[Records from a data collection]
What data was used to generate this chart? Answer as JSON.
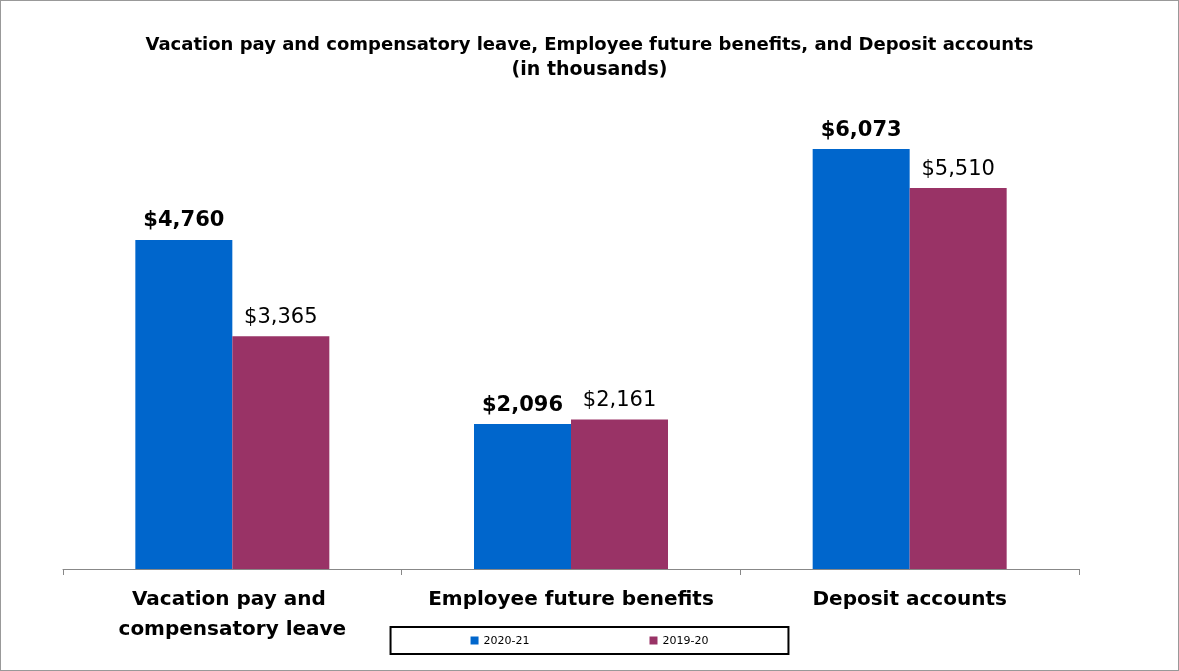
{
  "chart_data": {
    "type": "bar",
    "title": "Vacation pay and compensatory leave, Employee future benefits, and Deposit accounts",
    "subtitle": "(in thousands)",
    "categories": [
      "Vacation pay and compensatory leave",
      "Employee future benefits",
      "Deposit accounts"
    ],
    "series": [
      {
        "name": "2020-21",
        "color": "#0066cc",
        "values": [
          4760,
          2096,
          6073
        ],
        "value_labels": [
          "$4,760",
          "$2,096",
          "$6,073"
        ]
      },
      {
        "name": "2019-20",
        "color": "#993366",
        "values": [
          3365,
          2161,
          5510
        ],
        "value_labels": [
          "$3,365",
          "$2,161",
          "$5,510"
        ]
      }
    ],
    "legend": "bottom"
  }
}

▶ Exercise requirements
Out of the records, collect only those lines that contain the string "Vacation".

▶ Completed exercise
    "title": "Vacation pay and compensatory leave, Employee future benefits, and Deposit accounts",
      "Vacation pay and compensatory leave",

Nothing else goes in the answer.